**TO DO**
Quote every line of the material beneath this one.

— Start of PROVIDED RECORDS —

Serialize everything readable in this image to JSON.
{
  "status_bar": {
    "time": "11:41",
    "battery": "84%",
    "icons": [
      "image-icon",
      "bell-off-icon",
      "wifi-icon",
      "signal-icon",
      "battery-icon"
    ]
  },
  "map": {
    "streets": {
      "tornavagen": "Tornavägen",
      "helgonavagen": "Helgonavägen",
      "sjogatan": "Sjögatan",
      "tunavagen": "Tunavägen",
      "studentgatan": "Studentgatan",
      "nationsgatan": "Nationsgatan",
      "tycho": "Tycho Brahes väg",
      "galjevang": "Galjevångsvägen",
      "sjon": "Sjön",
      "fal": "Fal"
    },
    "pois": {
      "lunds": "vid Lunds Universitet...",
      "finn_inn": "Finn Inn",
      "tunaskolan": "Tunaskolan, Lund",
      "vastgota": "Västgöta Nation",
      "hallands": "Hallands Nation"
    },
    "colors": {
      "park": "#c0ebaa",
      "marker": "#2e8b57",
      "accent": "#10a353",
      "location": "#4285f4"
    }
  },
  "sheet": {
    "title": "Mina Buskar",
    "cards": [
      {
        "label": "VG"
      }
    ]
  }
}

— End of PROVIDED RECORDS —

**RIGHT ANSWER**
Serialize everything readable in this image to JSON.
{
  "status_bar": {
    "time": "11:41",
    "battery": "84%",
    "icons": [
      "image-icon",
      "bell-off-icon",
      "wifi-icon",
      "signal-icon",
      "battery-icon"
    ]
  },
  "map": {
    "streets": {
      "tornavagen": "Tornavägen",
      "helgonavagen": "Helgonavägen",
      "sjogatan": "Sjögatan",
      "tunavagen": "Tunavägen",
      "studentgatan": "Studentgatan",
      "nationsgatan": "Nationsgatan",
      "tycho": "Tycho Brahes väg",
      "galjevang": "Galjevångsvägen",
      "sjon": "Sjön",
      "fal": "Fal"
    },
    "pois": {
      "lunds": "vid Lunds Universitet...",
      "finn_inn": "Finn Inn",
      "tunaskolan": "Tunaskolan, Lund",
      "vastgota": "Västgöta Nation",
      "hallands": "Hallands Nation"
    },
    "colors": {
      "park": "#c0ebaa",
      "marker": "#2e8b57",
      "accent": "#10a353",
      "location": "#4285f4"
    }
  },
  "sheet": {
    "title": "Mina Buskar",
    "cards": [
      {
        "label": "VG"
      }
    ]
  }
}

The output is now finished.